== Extrait ==
################

Algérie : révision de la constitution

Dans un discours prononcé au siège de la Cour suprême, en présence de hauts responsables de l’État, des membres du gouvernement et des cadres du secteur de la justice, Abdelaziz Bouteflika a expliqué qu’il compte proposer au Parlement “d’enrichir le système institutionnel avec les fondements de la stabilité, de l’efficacité et de la continuité”.

Le président Bouteflika a clairement laissé entendre que les “correctifs urgents” ou “amendements partiels et limités” concerneront trois grands axes : “la protection” des symboles de la Révolution “afin que nul ne puisse y toucher, les altérer ou les manipuler”, “la réorganisation, la précision et la clarification des prérogatives et des rapports entre les constituants du pouvoir exécutif”, sans toucher aux “équilibres des pouvoirs”, et “le pouvoir de décision” du peuple, du moins lui “permettre (…) son droit légitime à choisir ses gouvernants et à leur renouveler sa confiance en toute souveraineté”.

Promotion des droits politiques de la femme

Le chef de l’État a cependant signalé que le projet de révision constitutionnel comporte une disposition nouvelle consacrée “à la promotion des droits politiques de la femme et à l’élargissement de sa représentation dans les Assemblées élues, à tous les niveaux”. Une disposition servant ainsi à rendre justice aux “acquis méritoires réalisés par la femme algérienne ainsi que la place distinguée qu’elle a gagnée durant la glorieuse lutte pour la Libération nationale et son immense sacrifice à cette fin”.

################

== Données fournies ==
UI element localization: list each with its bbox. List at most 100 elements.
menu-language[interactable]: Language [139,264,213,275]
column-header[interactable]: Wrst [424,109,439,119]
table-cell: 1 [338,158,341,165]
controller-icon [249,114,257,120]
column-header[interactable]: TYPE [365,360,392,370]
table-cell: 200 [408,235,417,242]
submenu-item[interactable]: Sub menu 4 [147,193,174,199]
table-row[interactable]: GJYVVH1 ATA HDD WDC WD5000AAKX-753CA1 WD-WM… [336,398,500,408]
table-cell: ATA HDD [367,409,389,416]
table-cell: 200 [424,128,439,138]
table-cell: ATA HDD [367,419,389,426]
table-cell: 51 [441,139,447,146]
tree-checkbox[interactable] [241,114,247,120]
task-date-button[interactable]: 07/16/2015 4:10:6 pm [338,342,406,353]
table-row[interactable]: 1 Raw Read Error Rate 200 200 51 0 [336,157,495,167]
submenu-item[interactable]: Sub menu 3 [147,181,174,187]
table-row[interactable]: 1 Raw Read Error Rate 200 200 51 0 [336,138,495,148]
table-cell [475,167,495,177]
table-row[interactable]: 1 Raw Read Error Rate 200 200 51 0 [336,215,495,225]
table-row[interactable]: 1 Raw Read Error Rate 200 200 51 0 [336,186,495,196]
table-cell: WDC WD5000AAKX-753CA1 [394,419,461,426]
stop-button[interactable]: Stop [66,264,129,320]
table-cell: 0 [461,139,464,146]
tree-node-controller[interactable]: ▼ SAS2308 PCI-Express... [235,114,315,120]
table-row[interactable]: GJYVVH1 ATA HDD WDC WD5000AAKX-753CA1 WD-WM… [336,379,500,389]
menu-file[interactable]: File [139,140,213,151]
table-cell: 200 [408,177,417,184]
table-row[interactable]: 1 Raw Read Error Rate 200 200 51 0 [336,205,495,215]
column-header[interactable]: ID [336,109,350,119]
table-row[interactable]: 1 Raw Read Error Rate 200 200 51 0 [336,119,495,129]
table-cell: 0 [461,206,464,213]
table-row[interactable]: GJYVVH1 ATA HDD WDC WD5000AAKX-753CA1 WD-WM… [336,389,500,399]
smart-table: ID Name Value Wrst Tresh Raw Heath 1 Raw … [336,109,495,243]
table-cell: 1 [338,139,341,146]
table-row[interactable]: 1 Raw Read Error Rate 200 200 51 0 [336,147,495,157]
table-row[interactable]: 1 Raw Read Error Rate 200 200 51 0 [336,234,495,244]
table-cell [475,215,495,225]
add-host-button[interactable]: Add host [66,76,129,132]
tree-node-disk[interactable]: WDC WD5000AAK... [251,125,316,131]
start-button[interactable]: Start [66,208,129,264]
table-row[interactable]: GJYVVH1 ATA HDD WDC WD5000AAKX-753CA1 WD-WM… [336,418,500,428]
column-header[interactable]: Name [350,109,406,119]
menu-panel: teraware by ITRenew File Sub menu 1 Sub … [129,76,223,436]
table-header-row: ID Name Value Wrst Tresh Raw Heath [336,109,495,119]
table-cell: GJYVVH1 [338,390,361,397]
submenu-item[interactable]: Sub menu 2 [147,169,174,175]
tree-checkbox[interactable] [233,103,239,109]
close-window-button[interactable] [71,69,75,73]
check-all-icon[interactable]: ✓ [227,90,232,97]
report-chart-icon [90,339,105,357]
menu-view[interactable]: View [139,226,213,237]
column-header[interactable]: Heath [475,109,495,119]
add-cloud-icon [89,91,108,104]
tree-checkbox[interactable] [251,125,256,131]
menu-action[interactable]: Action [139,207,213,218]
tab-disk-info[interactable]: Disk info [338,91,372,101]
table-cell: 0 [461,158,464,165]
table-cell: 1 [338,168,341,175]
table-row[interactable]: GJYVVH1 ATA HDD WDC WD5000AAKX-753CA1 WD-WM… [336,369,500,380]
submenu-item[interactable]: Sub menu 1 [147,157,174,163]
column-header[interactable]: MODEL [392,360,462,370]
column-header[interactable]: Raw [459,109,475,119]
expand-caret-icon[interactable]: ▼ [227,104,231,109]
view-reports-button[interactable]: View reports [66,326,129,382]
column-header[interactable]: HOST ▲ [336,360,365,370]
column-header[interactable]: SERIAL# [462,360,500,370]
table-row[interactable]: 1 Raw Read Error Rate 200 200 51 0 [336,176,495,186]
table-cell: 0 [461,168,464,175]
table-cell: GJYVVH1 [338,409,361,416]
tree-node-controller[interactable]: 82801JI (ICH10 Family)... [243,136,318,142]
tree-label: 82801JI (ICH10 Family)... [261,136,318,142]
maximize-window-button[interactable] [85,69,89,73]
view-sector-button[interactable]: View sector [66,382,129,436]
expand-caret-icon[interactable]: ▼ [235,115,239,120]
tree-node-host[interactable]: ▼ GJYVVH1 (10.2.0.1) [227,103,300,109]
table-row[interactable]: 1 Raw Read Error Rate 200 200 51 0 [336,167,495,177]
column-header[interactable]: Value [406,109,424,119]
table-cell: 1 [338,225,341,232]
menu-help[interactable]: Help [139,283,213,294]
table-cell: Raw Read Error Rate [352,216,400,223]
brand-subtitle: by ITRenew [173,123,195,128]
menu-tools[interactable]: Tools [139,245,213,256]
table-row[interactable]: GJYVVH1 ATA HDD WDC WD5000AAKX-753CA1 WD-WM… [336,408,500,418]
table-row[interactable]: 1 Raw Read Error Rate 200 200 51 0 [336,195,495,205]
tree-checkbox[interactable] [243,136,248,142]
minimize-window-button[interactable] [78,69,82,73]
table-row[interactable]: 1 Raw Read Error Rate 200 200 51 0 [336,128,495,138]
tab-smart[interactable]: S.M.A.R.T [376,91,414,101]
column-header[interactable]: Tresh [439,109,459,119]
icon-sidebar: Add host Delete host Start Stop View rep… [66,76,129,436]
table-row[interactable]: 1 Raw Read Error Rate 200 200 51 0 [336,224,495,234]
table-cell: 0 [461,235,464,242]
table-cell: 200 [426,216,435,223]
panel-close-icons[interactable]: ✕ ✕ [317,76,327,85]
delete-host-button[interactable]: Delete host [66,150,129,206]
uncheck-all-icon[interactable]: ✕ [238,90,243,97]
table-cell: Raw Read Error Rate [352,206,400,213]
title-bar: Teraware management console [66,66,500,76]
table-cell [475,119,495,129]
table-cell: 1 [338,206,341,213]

################

== Consigne ==
Donnez la suite de l'extrait sur la révision de la constitution algérienne, à partir de l'endroit où il s'arrête. Les lignes de données ne servent à rien pour cet exercice.

== Corrigé ==
“Cette démarche vise à l’encourager, particulièrement, à prendre une part active dans l’activité économique, politique et associative”, a ajouté M. Bouteflika. Même si le premier magistrat du pays a opté pour “la pondération” et décidé donc de recourir “pour l’instant” à l’article 176 de la loi fondamentale, il n’a pas pour autant abandonner “l’idée de la révision constitutionnelle par voie référendaire”.

Pourtant, le chef de l’État a tenu à justifier le report de la consultation référendaire, en mettant en avant “l’expérience vécue ces dernières années”, les “engagements prioritaires et (les) défis de l’heure”, ainsi que les “interférences entre les différents pouvoirs dans la pratique de leurs missions”. L’introduction de certains correctifs urgents lui est alors apparue “nécessaire pour garantir une plus grande maîtrise dans la gestion des affaires de l’État”.